Please repeat all of the listing exactly.

--- Begin LISTED RECORDS ---

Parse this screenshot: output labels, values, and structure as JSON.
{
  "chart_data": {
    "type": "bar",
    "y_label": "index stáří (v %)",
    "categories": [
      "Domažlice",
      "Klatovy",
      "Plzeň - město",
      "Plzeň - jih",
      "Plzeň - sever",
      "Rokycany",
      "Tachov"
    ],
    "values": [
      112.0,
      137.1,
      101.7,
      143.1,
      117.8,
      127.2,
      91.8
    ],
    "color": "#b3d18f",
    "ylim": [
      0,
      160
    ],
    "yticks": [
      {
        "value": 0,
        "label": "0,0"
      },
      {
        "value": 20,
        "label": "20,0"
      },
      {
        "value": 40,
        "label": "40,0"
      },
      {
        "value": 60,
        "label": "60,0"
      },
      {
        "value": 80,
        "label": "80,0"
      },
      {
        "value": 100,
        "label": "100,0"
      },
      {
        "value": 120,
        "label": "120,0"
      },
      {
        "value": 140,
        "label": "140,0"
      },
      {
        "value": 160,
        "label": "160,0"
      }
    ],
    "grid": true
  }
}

--- End LISTED RECORDS ---

EXPECTED ANSWER:
Parse this screenshot: output labels, values, and structure as JSON.
{
  "chart_data": {
    "type": "bar",
    "y_label": "index stáří (v %)",
    "categories": [
      "Domažlice",
      "Klatovy",
      "Plzeň - město",
      "Plzeň - jih",
      "Plzeň - sever",
      "Rokycany",
      "Tachov"
    ],
    "values": [
      112.0,
      137.1,
      101.7,
      143.1,
      117.8,
      127.2,
      91.8
    ],
    "color": "#b3d18f",
    "ylim": [
      0,
      160
    ],
    "yticks": [
      {
        "value": 0,
        "label": "0,0"
      },
      {
        "value": 20,
        "label": "20,0"
      },
      {
        "value": 40,
        "label": "40,0"
      },
      {
        "value": 60,
        "label": "60,0"
      },
      {
        "value": 80,
        "label": "80,0"
      },
      {
        "value": 100,
        "label": "100,0"
      },
      {
        "value": 120,
        "label": "120,0"
      },
      {
        "value": 140,
        "label": "140,0"
      },
      {
        "value": 160,
        "label": "160,0"
      }
    ],
    "grid": true
  }
}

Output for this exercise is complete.